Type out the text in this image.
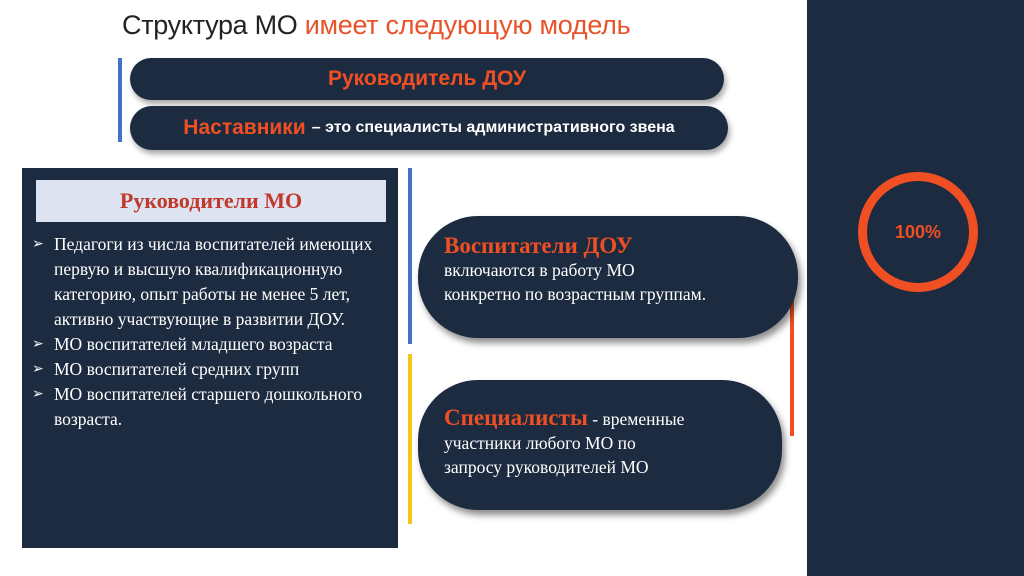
100%
Структура МО имеет следующую модель
Руководитель ДОУ
Наставники – это специалисты административного звена
Руководители МО
➢ Педагоги из числа воспитателей имеющих первую и высшую квалификационную категорию, опыт работы не менее 5 лет, активно участвующие в развитии ДОУ.
➢ МО воспитателей младшего возраста
➢ МО воспитателей средних групп
➢ МО воспитателей старшего дошкольного возраста.
Воспитатели ДОУ
включаются в работу МО
конкретно по возрастным группам.
Специалисты - временные
участники любого МО по
запросу руководителей МО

....

__Problem__:
Search the entries for the word "возраста", then gather every line that has it.

__Answer for this exercise__:
➢ МО воспитателей младшего возраста
➢ МО воспитателей старшего дошкольного возраста.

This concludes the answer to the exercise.